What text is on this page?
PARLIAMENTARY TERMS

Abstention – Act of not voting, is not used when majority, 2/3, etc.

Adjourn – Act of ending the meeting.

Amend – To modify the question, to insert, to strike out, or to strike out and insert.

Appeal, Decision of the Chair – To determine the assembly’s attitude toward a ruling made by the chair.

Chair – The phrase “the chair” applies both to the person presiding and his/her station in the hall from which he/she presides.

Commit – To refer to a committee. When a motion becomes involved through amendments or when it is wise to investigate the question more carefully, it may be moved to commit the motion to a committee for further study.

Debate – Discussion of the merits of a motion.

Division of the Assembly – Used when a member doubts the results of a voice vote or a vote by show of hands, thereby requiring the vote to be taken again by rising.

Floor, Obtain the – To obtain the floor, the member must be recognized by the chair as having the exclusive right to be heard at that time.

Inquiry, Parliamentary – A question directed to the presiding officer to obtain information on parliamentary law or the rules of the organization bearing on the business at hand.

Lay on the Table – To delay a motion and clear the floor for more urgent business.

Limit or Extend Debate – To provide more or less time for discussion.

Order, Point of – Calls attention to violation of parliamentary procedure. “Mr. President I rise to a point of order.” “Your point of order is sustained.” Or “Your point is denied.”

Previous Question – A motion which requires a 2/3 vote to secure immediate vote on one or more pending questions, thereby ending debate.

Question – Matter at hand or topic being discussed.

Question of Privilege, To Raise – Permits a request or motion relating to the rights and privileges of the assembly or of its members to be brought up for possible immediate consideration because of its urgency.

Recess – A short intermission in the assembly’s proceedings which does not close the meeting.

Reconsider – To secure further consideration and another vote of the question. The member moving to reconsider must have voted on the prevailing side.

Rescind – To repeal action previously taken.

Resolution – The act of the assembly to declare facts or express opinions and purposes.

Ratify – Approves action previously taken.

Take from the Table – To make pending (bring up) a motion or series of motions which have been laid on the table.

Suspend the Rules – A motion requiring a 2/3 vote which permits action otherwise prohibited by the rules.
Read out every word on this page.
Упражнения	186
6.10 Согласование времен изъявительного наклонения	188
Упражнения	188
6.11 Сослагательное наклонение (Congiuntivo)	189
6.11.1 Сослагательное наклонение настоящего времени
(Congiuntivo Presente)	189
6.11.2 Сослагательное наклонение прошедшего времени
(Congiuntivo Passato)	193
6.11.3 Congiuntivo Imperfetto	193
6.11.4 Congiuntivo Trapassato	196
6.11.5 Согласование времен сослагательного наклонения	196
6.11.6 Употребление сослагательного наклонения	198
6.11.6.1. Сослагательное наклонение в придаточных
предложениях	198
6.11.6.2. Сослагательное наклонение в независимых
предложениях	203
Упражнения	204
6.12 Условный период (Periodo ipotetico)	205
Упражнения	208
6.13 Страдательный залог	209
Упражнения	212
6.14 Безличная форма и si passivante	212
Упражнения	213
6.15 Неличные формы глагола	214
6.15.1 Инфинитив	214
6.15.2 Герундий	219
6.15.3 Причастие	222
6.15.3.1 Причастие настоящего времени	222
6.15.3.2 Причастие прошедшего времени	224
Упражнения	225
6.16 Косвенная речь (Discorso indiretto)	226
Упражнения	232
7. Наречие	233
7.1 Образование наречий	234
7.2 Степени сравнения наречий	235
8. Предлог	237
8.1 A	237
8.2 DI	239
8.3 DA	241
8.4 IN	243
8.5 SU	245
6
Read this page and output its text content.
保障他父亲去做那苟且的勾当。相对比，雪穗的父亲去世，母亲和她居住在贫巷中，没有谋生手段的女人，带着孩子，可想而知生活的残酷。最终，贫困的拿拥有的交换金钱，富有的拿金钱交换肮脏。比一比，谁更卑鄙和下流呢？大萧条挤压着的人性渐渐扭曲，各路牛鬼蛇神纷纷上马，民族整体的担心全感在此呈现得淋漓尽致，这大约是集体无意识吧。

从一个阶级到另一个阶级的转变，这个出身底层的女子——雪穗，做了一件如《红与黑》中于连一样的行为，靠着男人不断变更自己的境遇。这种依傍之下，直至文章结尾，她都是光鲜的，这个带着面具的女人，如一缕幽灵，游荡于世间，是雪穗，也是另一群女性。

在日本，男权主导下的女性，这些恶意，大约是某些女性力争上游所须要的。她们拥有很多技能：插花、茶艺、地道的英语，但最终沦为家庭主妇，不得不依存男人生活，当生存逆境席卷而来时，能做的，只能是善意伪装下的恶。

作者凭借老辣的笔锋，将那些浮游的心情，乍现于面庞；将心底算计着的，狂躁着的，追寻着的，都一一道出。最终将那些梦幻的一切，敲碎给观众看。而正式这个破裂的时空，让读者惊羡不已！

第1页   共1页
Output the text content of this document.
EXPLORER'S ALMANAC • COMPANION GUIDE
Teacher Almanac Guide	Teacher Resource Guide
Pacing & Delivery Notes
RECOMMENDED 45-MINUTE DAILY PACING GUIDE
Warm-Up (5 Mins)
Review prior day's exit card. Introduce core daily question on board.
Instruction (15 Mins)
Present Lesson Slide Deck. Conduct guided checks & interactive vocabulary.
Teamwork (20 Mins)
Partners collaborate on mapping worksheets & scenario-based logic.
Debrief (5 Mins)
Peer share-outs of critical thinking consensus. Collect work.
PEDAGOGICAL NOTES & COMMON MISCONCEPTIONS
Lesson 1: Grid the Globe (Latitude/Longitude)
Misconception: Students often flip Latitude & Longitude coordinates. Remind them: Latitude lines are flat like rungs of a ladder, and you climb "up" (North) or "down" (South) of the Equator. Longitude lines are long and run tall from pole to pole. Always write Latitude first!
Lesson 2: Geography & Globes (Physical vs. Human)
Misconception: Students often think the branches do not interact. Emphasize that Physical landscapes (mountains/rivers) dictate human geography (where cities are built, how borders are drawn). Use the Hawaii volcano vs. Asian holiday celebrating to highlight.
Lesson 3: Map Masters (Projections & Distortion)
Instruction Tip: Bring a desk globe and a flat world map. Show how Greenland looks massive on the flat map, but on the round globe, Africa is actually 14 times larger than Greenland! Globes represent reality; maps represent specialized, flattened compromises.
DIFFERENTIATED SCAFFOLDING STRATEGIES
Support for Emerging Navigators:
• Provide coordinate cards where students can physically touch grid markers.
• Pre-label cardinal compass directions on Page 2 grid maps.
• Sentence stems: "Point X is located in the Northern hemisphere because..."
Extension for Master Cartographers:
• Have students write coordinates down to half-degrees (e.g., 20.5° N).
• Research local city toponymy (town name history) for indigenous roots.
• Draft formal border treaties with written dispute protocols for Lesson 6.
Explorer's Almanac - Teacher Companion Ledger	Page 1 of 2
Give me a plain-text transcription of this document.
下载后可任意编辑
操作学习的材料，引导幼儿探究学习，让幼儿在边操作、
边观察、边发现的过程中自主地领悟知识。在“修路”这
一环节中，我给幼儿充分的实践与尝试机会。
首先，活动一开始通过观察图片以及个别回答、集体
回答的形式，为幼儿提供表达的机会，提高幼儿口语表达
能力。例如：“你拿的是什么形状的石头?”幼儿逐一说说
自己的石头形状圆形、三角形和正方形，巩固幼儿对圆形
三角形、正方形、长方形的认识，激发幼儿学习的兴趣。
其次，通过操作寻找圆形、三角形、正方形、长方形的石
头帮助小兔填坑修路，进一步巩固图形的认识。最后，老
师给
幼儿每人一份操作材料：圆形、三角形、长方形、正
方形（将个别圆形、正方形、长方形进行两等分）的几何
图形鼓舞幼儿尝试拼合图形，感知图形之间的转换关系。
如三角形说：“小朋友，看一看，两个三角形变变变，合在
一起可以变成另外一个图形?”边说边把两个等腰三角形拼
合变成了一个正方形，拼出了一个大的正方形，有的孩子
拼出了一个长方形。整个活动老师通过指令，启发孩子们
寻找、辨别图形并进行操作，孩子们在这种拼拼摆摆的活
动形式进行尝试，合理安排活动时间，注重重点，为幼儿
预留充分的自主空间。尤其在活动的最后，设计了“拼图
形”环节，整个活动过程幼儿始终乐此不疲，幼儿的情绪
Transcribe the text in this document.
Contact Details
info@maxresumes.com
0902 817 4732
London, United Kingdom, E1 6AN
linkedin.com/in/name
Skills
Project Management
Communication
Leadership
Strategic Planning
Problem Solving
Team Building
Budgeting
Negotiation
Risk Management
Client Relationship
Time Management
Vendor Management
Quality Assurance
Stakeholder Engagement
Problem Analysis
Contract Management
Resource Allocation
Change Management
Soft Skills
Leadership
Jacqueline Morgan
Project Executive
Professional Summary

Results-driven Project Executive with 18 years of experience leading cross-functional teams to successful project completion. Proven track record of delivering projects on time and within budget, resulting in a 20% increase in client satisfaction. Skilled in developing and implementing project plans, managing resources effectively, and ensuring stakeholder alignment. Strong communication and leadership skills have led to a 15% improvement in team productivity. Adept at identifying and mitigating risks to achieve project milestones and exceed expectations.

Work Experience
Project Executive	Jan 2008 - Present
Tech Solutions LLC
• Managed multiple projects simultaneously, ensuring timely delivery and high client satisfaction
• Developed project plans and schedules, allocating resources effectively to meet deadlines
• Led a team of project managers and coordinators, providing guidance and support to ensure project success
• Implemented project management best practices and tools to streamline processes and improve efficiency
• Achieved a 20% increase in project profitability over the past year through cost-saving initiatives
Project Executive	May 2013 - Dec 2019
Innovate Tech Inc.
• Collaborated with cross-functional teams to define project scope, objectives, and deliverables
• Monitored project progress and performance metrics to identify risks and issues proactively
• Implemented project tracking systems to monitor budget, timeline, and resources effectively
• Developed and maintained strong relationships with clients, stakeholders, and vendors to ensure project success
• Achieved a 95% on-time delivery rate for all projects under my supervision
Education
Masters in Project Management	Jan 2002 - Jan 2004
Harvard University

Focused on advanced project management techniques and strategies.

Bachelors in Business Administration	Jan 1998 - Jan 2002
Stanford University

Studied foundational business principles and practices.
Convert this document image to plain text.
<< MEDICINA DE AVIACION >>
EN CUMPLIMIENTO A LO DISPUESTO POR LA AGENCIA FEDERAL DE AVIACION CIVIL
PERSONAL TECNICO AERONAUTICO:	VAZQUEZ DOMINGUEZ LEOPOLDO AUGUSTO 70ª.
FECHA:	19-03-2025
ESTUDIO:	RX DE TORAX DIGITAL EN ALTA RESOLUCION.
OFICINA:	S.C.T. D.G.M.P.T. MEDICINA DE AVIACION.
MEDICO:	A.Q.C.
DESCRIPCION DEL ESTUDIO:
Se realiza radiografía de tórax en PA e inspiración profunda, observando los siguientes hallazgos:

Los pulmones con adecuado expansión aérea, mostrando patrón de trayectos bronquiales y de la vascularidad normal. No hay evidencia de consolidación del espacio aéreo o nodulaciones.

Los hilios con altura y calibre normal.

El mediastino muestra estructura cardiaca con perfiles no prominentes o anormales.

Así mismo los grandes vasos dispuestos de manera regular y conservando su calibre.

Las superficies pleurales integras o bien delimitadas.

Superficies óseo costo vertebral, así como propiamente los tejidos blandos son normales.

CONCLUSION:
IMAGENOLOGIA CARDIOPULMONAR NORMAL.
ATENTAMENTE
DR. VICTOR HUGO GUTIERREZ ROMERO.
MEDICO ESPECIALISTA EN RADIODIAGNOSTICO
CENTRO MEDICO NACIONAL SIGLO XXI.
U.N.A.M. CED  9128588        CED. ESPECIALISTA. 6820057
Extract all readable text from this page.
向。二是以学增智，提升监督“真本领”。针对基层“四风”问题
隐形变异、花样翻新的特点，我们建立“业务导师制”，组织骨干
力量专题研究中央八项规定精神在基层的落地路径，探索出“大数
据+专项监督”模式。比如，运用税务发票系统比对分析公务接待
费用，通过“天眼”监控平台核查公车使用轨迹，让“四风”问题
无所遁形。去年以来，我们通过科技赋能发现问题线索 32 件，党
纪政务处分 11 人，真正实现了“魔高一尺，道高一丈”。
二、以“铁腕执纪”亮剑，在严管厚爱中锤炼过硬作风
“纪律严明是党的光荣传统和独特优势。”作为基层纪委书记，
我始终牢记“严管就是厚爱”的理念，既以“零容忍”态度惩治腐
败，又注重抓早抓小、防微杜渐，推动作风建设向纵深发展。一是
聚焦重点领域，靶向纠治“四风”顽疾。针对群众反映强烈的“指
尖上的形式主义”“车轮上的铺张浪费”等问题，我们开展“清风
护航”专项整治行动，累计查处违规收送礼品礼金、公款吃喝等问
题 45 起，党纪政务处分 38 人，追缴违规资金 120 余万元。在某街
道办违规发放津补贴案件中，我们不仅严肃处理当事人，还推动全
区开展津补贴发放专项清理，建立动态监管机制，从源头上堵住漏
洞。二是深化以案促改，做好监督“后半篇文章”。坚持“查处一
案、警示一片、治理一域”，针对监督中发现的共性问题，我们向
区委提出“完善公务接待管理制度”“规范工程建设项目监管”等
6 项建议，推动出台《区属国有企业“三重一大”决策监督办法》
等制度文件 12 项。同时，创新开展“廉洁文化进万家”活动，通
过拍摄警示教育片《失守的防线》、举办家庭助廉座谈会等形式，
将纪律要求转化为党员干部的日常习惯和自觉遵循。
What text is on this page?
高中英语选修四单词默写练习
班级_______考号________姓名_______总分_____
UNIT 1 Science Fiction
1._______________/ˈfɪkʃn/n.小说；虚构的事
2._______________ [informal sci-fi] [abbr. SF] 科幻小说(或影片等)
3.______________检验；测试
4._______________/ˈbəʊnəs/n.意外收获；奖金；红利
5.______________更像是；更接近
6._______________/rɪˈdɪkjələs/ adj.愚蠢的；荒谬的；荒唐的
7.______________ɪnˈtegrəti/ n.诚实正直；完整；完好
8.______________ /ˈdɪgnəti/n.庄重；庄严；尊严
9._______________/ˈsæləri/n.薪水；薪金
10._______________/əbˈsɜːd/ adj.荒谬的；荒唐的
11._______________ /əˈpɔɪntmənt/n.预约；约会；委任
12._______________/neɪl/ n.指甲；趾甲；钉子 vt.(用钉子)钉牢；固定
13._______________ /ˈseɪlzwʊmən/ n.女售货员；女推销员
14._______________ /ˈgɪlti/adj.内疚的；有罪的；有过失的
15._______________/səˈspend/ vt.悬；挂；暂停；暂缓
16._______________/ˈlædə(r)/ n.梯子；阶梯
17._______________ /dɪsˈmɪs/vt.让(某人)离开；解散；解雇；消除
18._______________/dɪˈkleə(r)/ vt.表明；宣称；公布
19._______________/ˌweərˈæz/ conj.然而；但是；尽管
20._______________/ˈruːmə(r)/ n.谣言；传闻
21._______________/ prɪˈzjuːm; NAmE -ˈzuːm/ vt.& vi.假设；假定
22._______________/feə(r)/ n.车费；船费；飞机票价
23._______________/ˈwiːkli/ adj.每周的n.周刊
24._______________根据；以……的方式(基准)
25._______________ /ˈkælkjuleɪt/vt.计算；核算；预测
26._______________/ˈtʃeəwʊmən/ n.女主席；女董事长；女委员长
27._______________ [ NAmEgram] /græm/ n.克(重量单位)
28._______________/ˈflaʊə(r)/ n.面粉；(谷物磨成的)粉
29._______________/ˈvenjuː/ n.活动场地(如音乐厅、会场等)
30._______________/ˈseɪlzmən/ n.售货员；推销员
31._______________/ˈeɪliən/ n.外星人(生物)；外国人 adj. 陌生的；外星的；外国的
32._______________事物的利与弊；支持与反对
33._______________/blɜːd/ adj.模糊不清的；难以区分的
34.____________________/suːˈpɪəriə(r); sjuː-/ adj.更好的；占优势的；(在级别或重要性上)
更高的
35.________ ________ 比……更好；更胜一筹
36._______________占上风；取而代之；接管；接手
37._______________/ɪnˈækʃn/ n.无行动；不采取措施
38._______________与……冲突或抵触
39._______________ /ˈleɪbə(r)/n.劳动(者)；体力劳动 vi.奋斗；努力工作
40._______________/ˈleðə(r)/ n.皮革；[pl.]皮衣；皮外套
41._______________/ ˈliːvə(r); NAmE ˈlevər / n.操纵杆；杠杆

★ ★ ★ ★

Determine how many lines of this listing contain "прошедшего", and give only the number.

2